▸ **Given entries**
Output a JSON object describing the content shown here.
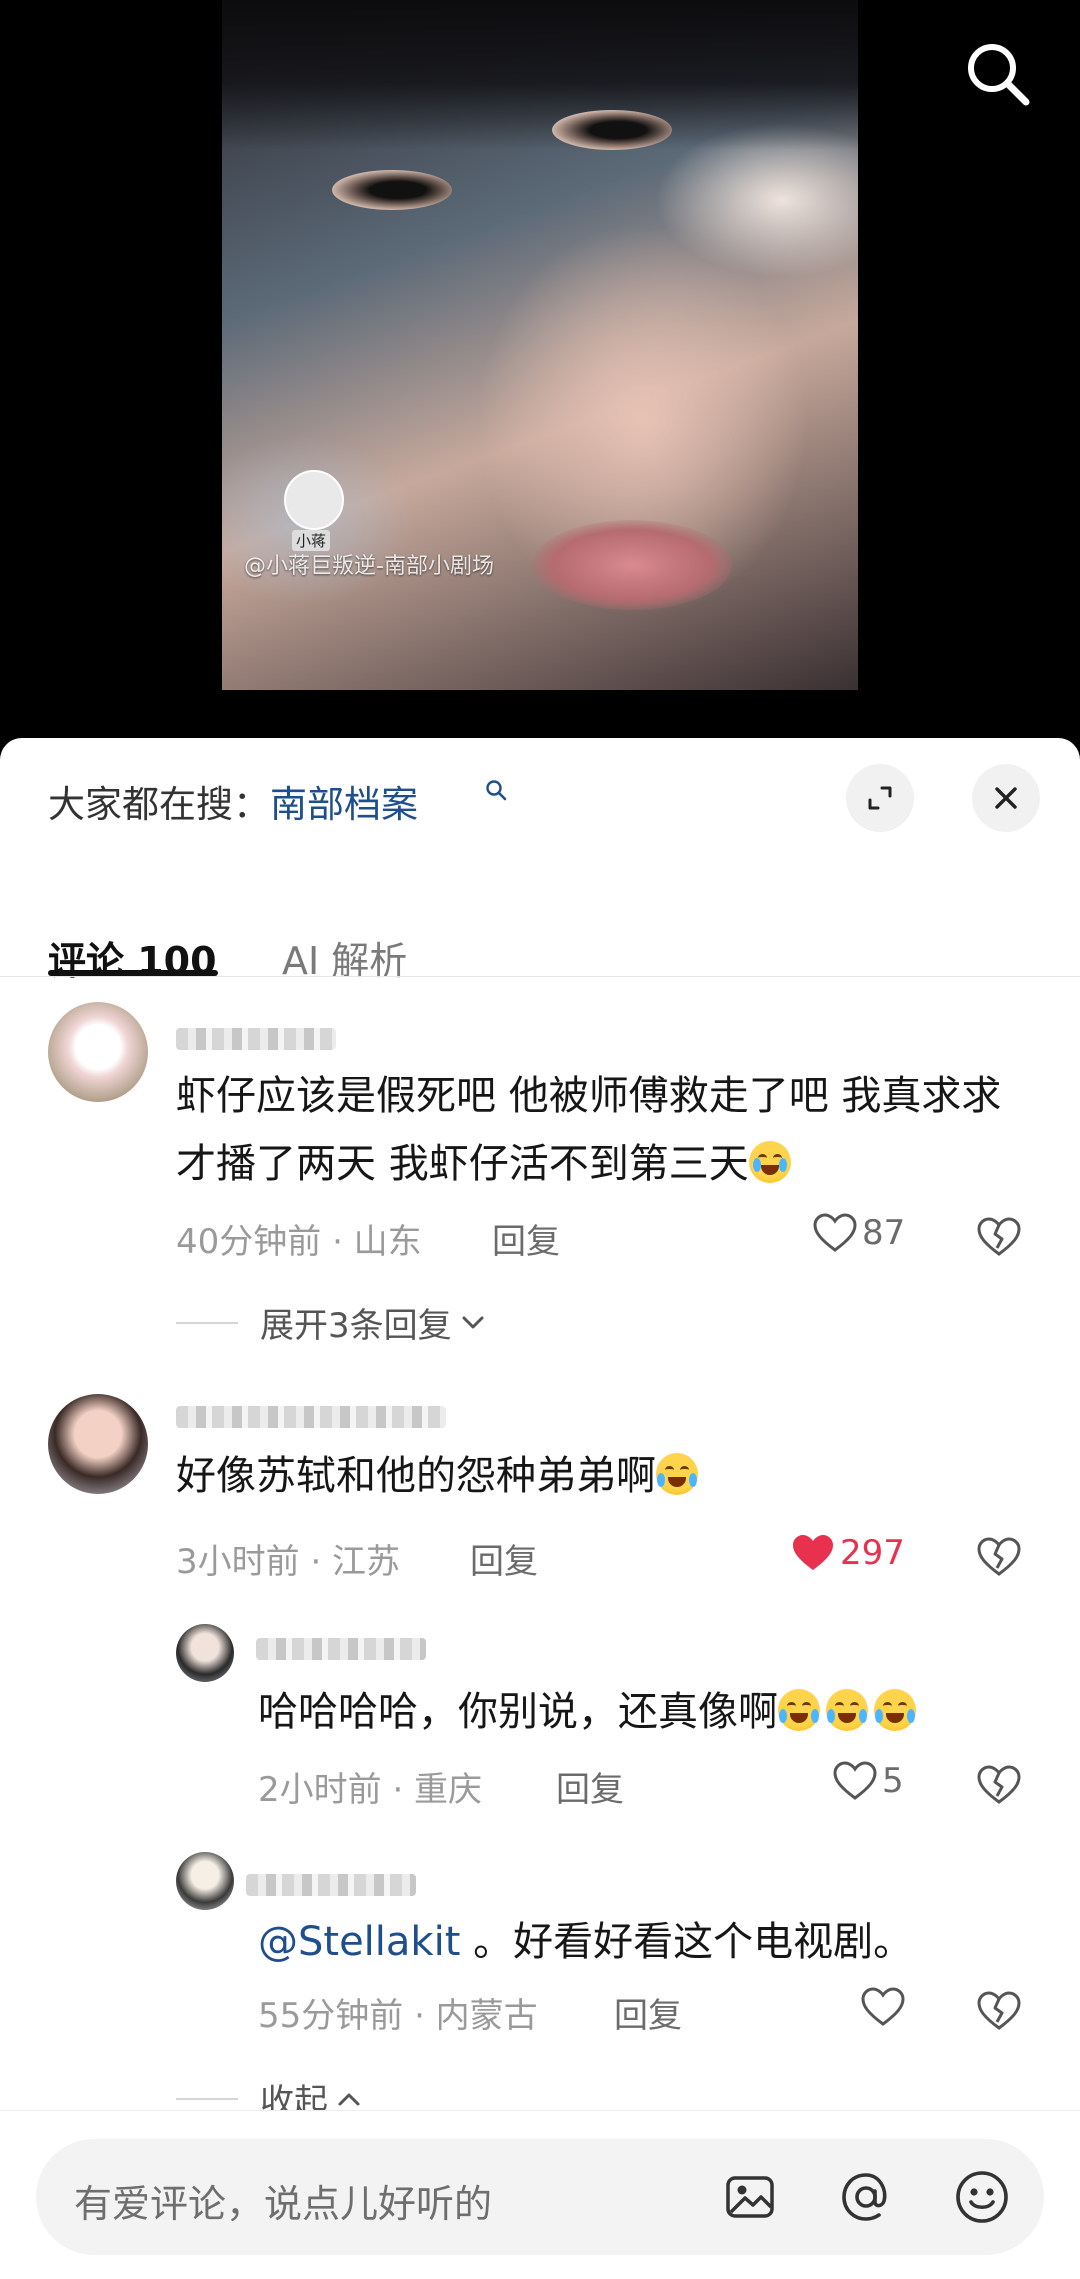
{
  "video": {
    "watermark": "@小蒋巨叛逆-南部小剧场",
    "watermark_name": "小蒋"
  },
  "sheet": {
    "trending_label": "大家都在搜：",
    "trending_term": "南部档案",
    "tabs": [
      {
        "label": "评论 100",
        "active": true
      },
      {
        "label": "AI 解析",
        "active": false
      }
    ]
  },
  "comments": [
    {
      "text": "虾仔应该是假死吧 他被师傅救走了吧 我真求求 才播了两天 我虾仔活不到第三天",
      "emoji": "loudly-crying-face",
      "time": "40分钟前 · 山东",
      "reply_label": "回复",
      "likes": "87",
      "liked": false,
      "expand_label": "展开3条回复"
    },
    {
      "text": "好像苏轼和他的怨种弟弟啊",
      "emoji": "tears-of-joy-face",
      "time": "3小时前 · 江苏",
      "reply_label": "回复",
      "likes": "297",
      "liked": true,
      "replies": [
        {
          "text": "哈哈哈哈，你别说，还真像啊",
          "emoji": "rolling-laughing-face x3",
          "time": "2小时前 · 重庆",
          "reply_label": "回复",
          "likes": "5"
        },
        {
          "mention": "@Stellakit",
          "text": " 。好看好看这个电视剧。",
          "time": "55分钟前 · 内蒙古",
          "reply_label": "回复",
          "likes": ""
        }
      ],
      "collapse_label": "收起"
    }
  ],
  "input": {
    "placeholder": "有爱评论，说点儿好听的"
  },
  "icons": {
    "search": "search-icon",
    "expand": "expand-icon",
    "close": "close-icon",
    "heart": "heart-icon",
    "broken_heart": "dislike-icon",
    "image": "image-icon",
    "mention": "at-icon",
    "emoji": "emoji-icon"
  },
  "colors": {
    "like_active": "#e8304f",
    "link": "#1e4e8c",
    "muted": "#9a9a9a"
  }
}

▸ **What the task requires**
Output the data exactly. Pictures don't belong in the result.

▸ **Worked solution**
Output a JSON object describing the content shown here.
{
  "video": {
    "watermark": "@小蒋巨叛逆-南部小剧场",
    "watermark_name": "小蒋"
  },
  "sheet": {
    "trending_label": "大家都在搜：",
    "trending_term": "南部档案",
    "tabs": [
      {
        "label": "评论 100",
        "active": true
      },
      {
        "label": "AI 解析",
        "active": false
      }
    ]
  },
  "comments": [
    {
      "text": "虾仔应该是假死吧 他被师傅救走了吧 我真求求 才播了两天 我虾仔活不到第三天",
      "emoji": "loudly-crying-face",
      "time": "40分钟前 · 山东",
      "reply_label": "回复",
      "likes": "87",
      "liked": false,
      "expand_label": "展开3条回复"
    },
    {
      "text": "好像苏轼和他的怨种弟弟啊",
      "emoji": "tears-of-joy-face",
      "time": "3小时前 · 江苏",
      "reply_label": "回复",
      "likes": "297",
      "liked": true,
      "replies": [
        {
          "text": "哈哈哈哈，你别说，还真像啊",
          "emoji": "rolling-laughing-face x3",
          "time": "2小时前 · 重庆",
          "reply_label": "回复",
          "likes": "5"
        },
        {
          "mention": "@Stellakit",
          "text": " 。好看好看这个电视剧。",
          "time": "55分钟前 · 内蒙古",
          "reply_label": "回复",
          "likes": ""
        }
      ],
      "collapse_label": "收起"
    }
  ],
  "input": {
    "placeholder": "有爱评论，说点儿好听的"
  },
  "icons": {
    "search": "search-icon",
    "expand": "expand-icon",
    "close": "close-icon",
    "heart": "heart-icon",
    "broken_heart": "dislike-icon",
    "image": "image-icon",
    "mention": "at-icon",
    "emoji": "emoji-icon"
  },
  "colors": {
    "like_active": "#e8304f",
    "link": "#1e4e8c",
    "muted": "#9a9a9a"
  }
}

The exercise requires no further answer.